/---

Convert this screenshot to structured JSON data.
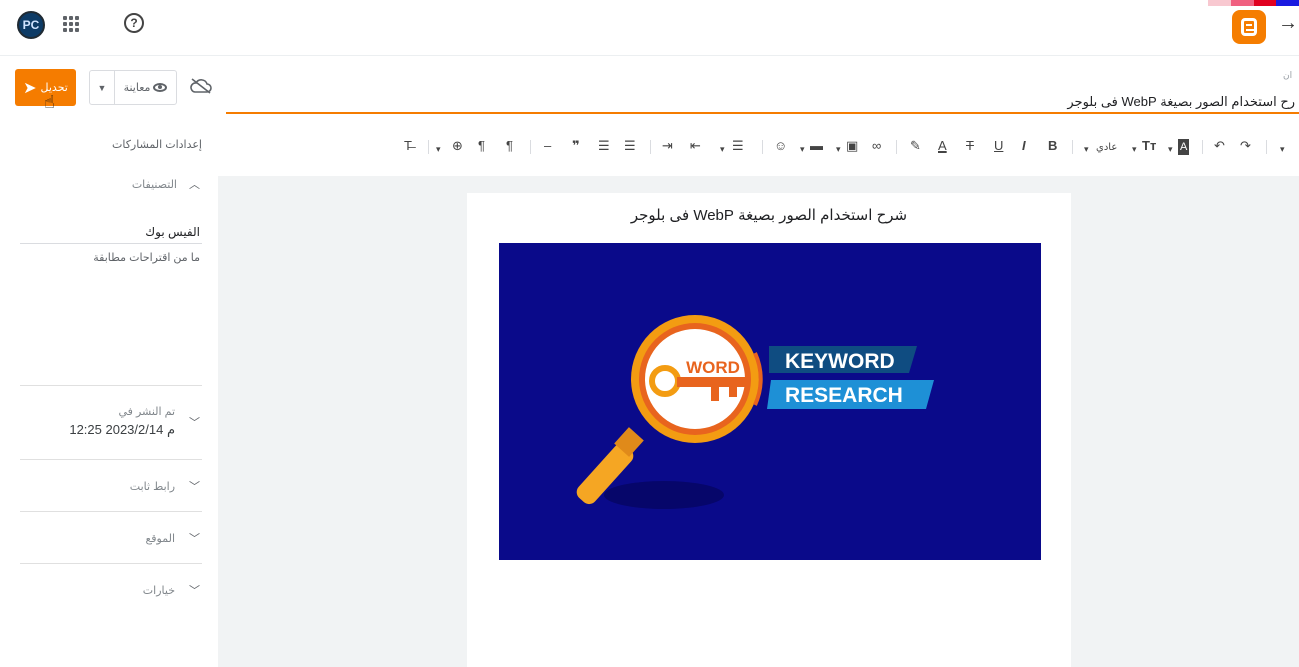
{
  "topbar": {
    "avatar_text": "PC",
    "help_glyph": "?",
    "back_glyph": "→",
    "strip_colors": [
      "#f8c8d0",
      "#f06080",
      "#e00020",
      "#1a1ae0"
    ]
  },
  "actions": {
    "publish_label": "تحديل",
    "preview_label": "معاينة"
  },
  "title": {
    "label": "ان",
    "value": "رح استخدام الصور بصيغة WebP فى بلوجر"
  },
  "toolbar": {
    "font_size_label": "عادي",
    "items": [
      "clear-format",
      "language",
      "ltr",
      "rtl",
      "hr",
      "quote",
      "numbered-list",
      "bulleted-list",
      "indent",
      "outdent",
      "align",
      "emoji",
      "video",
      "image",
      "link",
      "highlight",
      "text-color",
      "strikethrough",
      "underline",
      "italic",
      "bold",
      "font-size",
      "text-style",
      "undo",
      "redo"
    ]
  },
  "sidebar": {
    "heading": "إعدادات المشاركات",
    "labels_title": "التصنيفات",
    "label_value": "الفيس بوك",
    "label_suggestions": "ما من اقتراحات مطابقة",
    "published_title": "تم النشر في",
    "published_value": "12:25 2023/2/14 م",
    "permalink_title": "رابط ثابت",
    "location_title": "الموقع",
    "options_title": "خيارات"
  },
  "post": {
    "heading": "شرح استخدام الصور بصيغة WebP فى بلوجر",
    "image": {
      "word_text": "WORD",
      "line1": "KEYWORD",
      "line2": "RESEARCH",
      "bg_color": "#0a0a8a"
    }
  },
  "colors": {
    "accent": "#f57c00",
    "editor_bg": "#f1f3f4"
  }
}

\---
/---

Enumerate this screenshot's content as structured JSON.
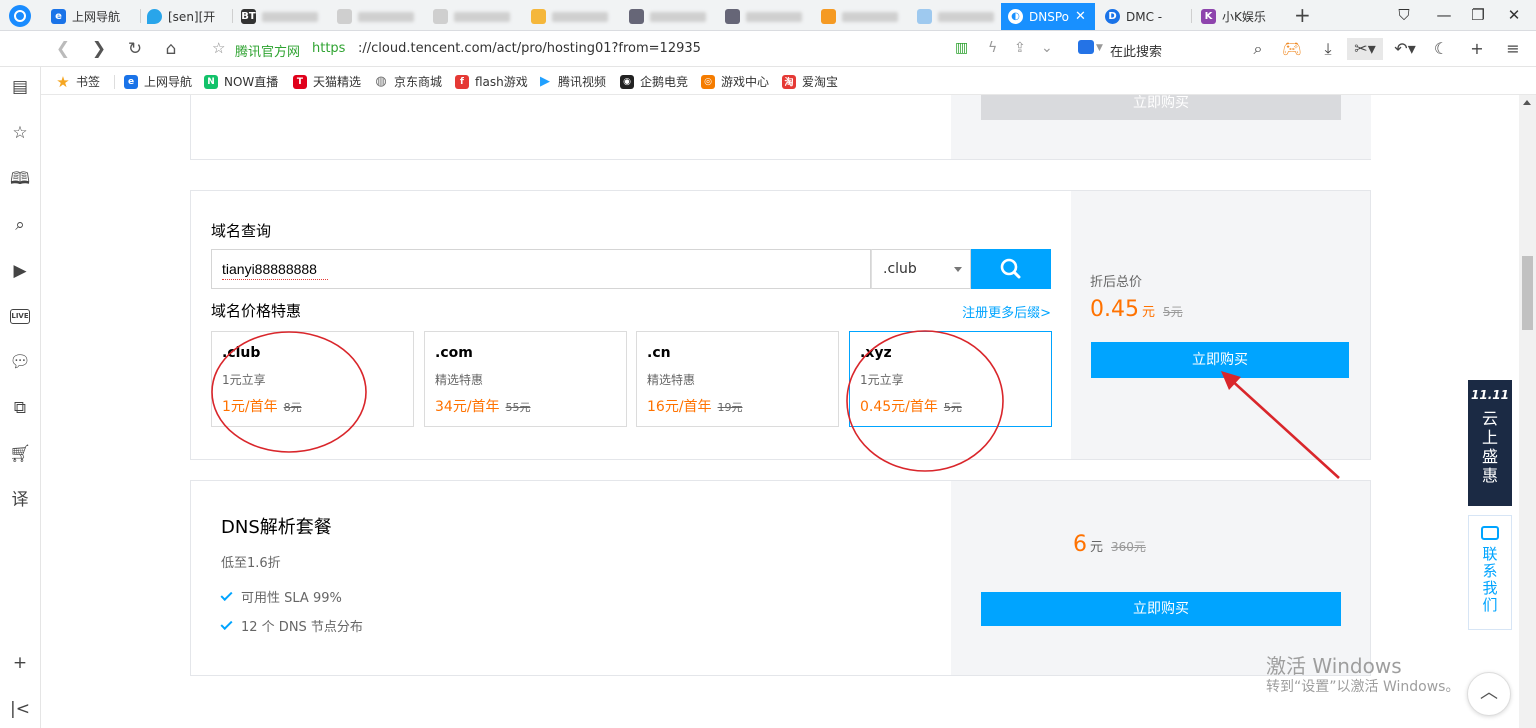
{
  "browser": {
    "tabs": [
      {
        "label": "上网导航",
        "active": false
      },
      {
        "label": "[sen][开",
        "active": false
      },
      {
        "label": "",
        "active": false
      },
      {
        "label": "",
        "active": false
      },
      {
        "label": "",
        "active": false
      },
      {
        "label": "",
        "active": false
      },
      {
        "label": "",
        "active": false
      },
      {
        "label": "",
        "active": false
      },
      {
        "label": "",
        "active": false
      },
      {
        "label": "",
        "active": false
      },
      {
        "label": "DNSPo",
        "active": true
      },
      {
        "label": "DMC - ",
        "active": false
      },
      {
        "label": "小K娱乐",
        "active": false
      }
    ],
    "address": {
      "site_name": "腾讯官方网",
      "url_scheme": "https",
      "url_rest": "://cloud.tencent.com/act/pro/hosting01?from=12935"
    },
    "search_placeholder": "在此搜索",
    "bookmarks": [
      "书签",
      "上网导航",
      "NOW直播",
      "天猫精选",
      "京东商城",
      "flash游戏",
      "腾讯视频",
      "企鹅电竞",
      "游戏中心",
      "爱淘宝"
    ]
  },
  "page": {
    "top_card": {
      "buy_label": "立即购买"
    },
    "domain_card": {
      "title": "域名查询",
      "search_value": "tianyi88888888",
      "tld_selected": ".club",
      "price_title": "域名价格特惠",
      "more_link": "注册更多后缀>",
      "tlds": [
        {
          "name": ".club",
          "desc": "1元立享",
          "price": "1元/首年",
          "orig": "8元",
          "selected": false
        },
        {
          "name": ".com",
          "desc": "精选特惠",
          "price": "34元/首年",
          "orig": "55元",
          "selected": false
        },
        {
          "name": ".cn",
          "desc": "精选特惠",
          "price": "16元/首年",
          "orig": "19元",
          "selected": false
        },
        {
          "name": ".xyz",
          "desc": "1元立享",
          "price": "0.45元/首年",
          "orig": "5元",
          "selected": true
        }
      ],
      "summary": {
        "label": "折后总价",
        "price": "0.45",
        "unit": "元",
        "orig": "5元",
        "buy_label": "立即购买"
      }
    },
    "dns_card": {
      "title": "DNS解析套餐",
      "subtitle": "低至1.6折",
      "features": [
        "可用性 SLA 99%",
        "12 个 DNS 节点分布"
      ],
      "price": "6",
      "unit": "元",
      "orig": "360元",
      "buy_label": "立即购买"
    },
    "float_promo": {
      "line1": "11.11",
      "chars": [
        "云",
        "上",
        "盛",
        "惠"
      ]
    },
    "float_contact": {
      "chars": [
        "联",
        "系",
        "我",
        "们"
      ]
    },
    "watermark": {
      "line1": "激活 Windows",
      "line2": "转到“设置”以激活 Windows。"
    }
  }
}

\---

Written problem: Filter the records, keeping only lines that contain "screenshot", and show those lines.

Reply to the exercise:
Convert this screenshot to structured JSON data.
Enumerate this screenshot's content as structured JSON.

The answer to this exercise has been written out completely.